**Texte choisi**
***
C’est d’autant plus essentiel avec la jeune génération accorde une grande importance à ces valeurs, au sein même de l’entreprise ?

Oui, mais il n’y a pas que les moins de 30 ans, on voit qu’il y a aujourd’hui des remises en question des quadras, des quinquas, etc. Ils se demandent si ce qu’ils font depuis vingt ans a encore du sens, s’ils doivent continuer à habiter les grandes métropoles. Il y a dix ans, réussir, c’était habiter dans les grands centres urbains, avoir une voiture de fonction, un bureau d’angle, etc. On a grandi avec ce type de pensées. Aujourd’hui, le modèle de réussite unique n’existe plus. Pour certains, l’essentiel est d’être chez soi à 18 heures pour s’occuper des enfants, pour d’autres, c’est d’habiter un coin tranquille à la campagne. Pareil pour l’entrepreneuriat, tout ne se joue pas à Station F à Paris.

Vous dites aussi qu’aujourd’hui, c’est également le consommateur qui décide…

Nous pouvons décider avec notre carte bleue. Nous pouvons décider quelle entreprise va réussir ou pas. Regardez ce que fait « C’est qui le patron ? » [marque de consommateur qui « rémunère les producteurs au juste prix »]. En 2016, des gens se sont dit qu’on allait payer correctement les producteurs agricoles laitiers, et, aujourd’hui, ils sont devenus la première marque de lait vendue en France. Pourquoi ? Parce que des consommateurs se disent qu’il vaut mieux mettre en avant ce type d’entreprises, en acceptant de payer un euro [1,27 euros exactement] le litre de lait [dont 54 cents va directement au producteur]. La base peut avoir des impacts considérables sur des évolutions de société.
***
**Consignes**
[1] Recopiez sans rien changer le passage du texte choisi qui commence aux mots « Oui, mais il » et s'arrête après les mots « Station F à Paris. ».
[2] D'après le texte choisi, quelle place occupe aujourd'hui la marque « C'est qui le patron ? » parmi les marques de lait vendues en France ?
[3] Pour chacune des affirmations suivantes, indiquez si elle concorde avec le texte choisi, puis citez à l'identique les mots qui le prouvent.
(a) Le litre de lait de la marque « C'est qui le patron ? » coûte exactement 1,27 euro.
(b) Seuls les moins de 30 ans remettent en question leur parcours.
(c) Il existe encore aujourd'hui un modèle de réussite unique.
Les enregistrements constituent un matériau distinct du texte choisi.

**Données extraites**
***
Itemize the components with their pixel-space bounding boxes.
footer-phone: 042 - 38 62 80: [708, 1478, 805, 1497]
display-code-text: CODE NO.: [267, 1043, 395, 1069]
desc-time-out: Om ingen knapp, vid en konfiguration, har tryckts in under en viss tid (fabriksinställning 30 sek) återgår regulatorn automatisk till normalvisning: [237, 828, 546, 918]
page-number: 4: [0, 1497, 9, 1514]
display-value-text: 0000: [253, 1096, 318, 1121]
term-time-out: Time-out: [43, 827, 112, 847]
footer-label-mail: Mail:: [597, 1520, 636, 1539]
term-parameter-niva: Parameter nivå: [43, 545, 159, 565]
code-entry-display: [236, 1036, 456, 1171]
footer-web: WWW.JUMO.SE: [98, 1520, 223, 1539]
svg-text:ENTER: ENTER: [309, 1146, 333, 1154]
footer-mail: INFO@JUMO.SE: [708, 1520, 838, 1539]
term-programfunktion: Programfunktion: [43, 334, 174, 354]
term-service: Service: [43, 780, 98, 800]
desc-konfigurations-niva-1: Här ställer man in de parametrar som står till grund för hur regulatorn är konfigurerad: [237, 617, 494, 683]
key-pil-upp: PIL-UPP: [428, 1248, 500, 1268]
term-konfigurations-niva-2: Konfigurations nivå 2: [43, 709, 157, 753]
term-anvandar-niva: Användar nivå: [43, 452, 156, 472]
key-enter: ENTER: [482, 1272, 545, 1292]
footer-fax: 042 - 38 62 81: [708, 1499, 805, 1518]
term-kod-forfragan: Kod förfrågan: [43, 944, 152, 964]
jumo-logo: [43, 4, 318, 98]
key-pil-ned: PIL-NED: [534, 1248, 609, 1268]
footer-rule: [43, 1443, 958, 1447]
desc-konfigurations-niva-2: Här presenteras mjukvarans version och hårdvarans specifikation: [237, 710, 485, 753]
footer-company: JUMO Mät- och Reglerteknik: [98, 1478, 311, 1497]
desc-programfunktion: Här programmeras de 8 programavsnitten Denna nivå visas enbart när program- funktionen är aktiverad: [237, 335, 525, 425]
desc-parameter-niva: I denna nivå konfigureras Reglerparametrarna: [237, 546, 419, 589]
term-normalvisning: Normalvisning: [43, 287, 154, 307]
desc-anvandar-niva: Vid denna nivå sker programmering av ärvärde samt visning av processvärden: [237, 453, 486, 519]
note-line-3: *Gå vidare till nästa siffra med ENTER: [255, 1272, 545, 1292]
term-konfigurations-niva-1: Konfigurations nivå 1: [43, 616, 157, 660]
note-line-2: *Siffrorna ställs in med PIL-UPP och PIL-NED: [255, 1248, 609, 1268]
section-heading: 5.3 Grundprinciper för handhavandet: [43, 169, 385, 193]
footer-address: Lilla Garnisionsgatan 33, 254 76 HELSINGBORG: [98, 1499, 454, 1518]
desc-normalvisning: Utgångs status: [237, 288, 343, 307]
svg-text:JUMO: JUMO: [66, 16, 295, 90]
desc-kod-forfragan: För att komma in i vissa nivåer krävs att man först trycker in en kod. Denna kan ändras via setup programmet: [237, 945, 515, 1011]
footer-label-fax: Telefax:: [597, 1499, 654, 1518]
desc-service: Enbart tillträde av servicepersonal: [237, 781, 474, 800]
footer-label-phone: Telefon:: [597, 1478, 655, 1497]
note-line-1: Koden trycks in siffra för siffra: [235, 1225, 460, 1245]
***
**Corrigé**
[1]
Oui, mais il n’y a pas que les moins de 30 ans, on voit qu’il y a aujourd’hui des remises en question des quadras, des quinquas, etc. Ils se demandent si ce qu’ils font depuis vingt ans a encore du sens, s’ils doivent continuer à habiter les grandes métropoles. Il y a dix ans, réussir, c’était habiter dans les grands centres urbains, avoir une voiture de fonction, un bureau d’angle, etc. On a grandi avec ce type de pensées. Aujourd’hui, le modèle de réussite unique n’existe plus. Pour certains, l’essentiel est d’être chez soi à 18 heures pour s’occuper des enfants, pour d’autres, c’est d’habiter un coin tranquille à la campagne. Pareil pour l’entrepreneuriat, tout ne se joue pas à Station F à Paris.

[2] Elle est devenue la première marque de lait vendue en France.

[3]
(a) Oui : « un euro [1,27 euros exactement] le litre de lait ».
(b) Non : « il n’y a pas que les moins de 30 ans ».
(c) Non : « Aujourd’hui, le modèle de réussite unique n’existe plus. »